* Direction
Collect every line in the records below that contains the word "Dudziak".
──────── Provided information ────────
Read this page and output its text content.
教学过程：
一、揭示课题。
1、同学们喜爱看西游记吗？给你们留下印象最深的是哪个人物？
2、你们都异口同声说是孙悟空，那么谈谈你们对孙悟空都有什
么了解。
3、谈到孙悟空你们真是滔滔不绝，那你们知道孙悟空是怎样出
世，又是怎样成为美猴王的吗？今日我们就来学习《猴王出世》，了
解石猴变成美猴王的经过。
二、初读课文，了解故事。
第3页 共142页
────────
──────── Provided information ────────
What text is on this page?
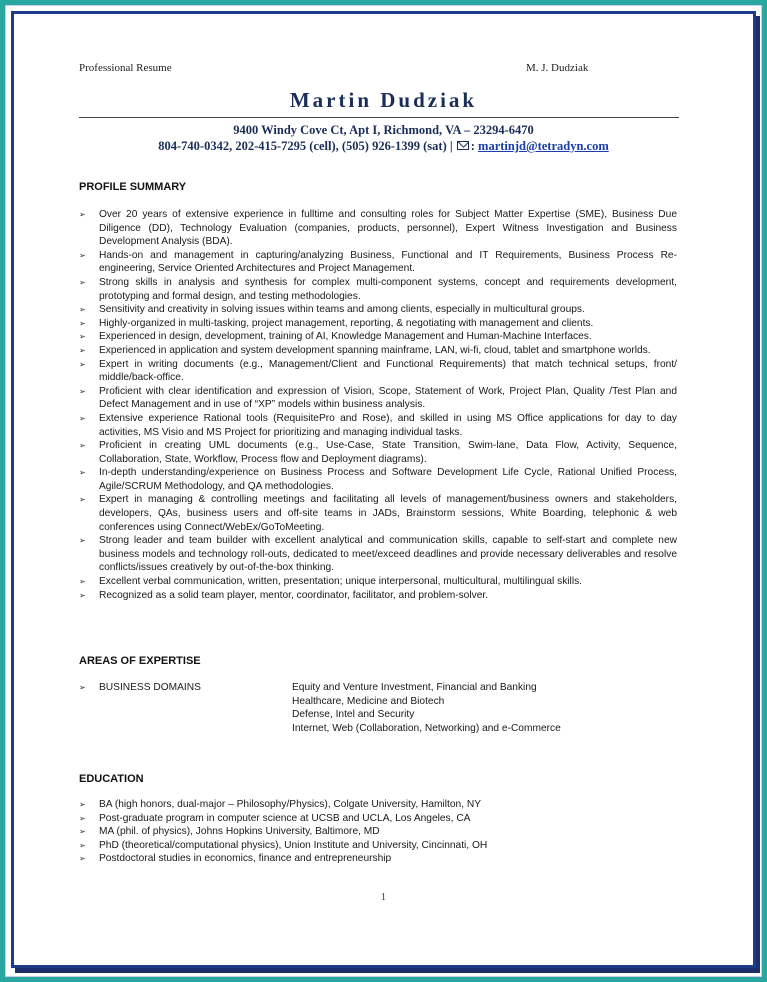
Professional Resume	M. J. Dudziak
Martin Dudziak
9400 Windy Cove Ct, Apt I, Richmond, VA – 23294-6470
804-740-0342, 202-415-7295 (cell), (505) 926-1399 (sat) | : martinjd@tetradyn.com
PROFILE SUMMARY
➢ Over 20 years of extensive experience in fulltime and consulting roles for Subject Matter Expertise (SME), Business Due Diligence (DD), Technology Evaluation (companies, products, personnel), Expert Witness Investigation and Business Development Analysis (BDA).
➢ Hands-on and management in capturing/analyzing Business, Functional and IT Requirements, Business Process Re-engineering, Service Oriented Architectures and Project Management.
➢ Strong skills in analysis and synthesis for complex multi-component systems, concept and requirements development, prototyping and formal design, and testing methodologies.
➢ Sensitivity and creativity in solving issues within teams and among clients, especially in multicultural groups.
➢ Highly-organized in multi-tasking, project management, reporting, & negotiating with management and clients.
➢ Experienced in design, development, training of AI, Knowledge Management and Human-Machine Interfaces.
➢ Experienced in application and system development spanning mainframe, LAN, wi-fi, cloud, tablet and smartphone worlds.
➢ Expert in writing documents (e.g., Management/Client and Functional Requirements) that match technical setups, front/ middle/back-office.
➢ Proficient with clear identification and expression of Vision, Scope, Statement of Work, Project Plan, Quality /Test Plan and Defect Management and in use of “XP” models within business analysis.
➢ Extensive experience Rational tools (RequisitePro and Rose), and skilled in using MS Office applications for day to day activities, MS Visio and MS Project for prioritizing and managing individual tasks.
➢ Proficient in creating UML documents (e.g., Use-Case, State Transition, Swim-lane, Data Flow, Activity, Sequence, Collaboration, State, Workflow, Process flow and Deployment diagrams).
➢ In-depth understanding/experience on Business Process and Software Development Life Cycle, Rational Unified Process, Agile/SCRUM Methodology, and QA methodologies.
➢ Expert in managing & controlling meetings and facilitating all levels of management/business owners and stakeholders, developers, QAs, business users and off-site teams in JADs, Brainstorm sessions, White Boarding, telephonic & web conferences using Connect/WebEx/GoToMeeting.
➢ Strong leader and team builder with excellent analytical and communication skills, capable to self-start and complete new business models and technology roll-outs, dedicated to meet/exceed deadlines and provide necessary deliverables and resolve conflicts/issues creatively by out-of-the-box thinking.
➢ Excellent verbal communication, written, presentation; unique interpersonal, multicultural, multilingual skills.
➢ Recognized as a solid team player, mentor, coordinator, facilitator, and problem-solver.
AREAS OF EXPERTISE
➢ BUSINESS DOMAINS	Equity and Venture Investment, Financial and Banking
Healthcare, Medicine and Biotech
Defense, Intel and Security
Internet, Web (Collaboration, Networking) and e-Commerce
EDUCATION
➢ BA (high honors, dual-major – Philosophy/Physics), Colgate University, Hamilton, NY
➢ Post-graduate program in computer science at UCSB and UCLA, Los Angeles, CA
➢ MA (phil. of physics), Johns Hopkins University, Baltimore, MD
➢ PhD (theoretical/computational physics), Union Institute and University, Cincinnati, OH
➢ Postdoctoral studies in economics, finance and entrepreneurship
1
────────
* Answer in full
Professional Resume	M. J. Dudziak
Martin Dudziak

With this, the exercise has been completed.